Give the number of lines in the entries that contain "Parallel". State only the count.
##### Records supplied
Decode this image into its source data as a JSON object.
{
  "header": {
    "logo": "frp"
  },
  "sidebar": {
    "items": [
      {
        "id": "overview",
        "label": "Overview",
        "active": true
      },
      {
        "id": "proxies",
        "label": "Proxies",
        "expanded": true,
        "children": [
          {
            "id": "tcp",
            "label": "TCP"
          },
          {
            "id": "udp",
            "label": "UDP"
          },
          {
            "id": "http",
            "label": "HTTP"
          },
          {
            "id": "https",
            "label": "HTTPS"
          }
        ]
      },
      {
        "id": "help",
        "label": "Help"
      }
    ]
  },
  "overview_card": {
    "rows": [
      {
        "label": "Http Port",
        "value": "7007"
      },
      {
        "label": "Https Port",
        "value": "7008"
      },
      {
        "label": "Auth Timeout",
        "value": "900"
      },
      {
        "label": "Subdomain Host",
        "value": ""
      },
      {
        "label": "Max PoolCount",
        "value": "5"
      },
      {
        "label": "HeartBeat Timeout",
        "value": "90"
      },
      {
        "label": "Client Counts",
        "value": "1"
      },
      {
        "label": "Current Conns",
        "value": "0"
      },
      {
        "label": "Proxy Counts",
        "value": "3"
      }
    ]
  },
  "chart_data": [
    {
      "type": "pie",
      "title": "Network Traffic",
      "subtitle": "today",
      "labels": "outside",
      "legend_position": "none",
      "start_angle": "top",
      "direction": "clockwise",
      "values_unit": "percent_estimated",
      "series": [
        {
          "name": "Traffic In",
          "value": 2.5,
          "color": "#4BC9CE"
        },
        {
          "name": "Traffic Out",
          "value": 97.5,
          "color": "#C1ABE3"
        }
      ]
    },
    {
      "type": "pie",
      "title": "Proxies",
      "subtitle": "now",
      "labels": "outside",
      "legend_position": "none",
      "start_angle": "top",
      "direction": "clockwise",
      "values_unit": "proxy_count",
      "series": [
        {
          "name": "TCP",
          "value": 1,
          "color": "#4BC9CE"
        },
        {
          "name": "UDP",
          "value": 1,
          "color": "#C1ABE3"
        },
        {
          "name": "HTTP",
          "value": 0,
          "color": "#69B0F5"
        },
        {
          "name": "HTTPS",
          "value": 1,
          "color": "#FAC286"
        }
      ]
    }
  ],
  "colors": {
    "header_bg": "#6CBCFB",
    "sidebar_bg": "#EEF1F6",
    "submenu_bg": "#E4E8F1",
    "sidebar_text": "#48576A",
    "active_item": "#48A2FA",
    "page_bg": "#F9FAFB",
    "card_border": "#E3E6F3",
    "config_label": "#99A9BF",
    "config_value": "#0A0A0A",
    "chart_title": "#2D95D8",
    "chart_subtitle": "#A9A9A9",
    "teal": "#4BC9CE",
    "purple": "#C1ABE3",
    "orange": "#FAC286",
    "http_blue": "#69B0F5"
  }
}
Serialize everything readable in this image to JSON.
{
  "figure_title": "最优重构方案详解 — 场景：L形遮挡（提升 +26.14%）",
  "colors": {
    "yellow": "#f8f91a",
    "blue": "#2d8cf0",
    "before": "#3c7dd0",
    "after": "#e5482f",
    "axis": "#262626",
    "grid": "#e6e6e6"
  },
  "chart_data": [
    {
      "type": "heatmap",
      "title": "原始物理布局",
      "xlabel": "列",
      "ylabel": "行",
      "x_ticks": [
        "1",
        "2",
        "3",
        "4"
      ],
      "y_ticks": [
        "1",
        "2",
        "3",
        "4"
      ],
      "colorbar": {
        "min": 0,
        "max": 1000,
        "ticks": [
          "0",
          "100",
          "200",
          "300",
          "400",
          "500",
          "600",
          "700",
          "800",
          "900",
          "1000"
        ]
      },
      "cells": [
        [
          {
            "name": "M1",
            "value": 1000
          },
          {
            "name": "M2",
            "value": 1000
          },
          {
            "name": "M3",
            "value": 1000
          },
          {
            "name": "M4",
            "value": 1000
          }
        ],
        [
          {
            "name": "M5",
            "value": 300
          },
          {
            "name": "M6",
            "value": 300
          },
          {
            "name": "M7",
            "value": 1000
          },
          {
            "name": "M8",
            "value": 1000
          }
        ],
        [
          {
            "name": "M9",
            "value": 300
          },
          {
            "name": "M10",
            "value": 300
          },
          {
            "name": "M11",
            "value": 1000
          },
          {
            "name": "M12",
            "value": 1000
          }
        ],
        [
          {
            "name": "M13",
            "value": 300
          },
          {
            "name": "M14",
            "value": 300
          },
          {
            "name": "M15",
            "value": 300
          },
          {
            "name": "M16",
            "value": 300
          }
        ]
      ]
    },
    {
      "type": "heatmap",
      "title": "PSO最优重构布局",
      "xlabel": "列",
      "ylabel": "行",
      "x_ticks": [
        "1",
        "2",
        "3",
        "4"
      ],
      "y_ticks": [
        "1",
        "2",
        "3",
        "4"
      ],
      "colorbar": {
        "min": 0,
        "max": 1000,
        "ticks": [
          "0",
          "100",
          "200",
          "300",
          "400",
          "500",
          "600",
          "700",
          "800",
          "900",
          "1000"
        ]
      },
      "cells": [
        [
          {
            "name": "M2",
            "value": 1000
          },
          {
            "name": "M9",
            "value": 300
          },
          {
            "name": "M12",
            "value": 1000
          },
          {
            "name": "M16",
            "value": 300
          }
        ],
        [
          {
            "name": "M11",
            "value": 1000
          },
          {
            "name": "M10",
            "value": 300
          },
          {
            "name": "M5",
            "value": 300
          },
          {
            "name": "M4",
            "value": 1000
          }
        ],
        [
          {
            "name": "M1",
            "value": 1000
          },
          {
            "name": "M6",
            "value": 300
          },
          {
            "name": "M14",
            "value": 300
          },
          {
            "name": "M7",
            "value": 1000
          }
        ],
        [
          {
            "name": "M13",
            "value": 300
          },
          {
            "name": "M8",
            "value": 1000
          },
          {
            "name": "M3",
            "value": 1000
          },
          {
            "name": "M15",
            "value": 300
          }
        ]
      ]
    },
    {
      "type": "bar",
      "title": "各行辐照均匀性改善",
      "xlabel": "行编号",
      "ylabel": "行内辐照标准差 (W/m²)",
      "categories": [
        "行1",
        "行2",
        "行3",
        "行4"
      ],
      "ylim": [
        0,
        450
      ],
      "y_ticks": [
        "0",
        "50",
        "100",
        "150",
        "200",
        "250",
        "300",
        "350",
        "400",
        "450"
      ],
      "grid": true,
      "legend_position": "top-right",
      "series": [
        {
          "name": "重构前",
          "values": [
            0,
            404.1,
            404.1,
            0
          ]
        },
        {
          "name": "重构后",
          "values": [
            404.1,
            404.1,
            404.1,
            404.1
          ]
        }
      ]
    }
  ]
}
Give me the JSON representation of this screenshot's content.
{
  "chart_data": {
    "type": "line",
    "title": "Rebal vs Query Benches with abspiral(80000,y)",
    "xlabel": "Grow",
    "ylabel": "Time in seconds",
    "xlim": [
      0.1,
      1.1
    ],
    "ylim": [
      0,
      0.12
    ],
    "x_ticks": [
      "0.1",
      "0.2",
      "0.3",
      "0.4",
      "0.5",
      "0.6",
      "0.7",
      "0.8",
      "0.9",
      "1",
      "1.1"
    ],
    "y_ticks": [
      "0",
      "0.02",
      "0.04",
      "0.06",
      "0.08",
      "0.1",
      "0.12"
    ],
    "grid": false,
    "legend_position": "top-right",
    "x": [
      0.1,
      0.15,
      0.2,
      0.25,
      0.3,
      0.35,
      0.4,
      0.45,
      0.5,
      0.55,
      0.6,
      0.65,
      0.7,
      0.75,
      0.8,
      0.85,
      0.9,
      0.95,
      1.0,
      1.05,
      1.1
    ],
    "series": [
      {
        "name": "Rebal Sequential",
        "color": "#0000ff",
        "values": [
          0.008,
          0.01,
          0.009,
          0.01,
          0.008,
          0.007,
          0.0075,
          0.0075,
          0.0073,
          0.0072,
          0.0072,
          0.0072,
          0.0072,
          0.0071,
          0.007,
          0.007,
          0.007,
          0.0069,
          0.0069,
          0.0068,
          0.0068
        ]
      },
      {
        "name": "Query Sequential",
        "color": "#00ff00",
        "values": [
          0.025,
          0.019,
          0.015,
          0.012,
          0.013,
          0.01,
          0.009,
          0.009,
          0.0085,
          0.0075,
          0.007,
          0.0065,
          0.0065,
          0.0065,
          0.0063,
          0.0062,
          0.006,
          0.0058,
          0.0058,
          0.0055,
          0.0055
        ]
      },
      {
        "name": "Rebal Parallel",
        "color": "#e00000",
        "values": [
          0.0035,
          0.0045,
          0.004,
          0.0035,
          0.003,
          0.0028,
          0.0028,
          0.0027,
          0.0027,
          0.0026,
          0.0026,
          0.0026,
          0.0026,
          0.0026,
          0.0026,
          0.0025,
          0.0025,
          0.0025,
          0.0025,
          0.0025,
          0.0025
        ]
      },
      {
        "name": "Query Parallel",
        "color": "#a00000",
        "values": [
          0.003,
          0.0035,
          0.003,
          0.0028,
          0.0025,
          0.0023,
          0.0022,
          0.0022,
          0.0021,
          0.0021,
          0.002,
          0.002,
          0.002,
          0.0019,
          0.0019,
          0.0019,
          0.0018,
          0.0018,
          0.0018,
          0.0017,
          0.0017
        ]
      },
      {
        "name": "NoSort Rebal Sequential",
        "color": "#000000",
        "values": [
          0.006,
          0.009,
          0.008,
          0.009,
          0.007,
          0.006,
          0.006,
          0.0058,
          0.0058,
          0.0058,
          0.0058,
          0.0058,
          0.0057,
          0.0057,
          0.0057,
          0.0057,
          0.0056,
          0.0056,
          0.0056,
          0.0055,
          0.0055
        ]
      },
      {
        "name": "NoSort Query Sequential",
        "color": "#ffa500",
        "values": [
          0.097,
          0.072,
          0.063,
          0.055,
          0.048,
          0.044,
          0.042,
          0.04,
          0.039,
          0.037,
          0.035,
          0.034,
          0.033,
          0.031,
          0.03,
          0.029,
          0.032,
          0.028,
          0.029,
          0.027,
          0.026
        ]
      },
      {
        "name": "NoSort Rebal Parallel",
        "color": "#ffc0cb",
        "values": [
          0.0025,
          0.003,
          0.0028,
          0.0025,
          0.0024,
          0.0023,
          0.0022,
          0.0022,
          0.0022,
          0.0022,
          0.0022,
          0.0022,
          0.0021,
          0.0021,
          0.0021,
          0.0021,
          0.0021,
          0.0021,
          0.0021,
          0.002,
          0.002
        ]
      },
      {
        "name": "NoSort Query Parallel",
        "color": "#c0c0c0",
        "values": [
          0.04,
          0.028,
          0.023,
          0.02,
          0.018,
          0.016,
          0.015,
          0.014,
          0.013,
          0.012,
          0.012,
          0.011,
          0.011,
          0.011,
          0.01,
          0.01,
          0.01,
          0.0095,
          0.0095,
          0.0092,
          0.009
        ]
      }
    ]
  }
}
##########
### Task solution
4